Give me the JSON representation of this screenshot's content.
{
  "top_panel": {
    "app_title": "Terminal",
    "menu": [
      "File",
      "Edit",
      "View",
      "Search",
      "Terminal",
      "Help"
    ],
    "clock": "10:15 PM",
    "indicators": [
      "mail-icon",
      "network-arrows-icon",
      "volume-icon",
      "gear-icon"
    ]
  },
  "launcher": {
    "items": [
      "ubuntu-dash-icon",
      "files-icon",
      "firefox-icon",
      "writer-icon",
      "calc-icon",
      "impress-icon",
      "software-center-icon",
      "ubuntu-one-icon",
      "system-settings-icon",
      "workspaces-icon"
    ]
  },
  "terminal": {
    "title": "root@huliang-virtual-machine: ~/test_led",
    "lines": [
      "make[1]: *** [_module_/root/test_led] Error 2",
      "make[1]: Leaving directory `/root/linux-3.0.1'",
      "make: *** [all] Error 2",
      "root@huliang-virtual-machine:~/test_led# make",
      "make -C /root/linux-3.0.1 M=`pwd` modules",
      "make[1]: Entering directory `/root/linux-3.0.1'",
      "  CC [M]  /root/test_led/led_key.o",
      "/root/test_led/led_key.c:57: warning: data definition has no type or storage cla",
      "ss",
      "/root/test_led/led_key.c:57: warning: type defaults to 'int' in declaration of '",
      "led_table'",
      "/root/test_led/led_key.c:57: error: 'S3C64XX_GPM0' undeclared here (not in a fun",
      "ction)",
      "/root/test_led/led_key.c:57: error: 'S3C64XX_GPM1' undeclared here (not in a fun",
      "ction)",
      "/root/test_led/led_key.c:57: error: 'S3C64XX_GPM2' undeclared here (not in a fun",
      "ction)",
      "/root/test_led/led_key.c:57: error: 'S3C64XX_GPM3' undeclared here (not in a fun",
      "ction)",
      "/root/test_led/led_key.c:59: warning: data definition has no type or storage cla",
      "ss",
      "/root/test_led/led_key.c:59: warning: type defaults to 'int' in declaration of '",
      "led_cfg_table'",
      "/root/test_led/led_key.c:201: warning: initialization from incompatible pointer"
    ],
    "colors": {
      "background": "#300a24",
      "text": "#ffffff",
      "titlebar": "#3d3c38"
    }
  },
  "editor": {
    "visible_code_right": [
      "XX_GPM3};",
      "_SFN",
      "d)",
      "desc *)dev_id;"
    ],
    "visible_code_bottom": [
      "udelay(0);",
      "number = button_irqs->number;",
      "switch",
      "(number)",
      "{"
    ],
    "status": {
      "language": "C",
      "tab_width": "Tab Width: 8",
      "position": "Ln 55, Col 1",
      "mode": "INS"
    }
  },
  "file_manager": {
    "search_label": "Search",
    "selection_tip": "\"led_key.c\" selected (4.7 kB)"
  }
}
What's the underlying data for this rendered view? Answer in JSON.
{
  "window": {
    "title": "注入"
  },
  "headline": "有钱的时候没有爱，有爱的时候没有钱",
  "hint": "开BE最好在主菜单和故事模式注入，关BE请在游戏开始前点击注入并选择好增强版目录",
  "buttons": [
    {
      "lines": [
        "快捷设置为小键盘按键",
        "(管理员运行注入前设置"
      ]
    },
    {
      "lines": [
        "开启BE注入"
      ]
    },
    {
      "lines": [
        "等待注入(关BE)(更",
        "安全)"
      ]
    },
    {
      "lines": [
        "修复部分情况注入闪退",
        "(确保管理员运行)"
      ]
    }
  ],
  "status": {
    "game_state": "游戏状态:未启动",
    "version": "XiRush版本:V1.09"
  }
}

● ● ●

* [Exercise goal]: Within the listing above, find every line containing the string "defaults" and return it.

* [Solution to the problem]:
      "/root/test_led/led_key.c:57: warning: type defaults to 'int' in declaration of '",
      "/root/test_led/led_key.c:59: warning: type defaults to 'int' in declaration of '",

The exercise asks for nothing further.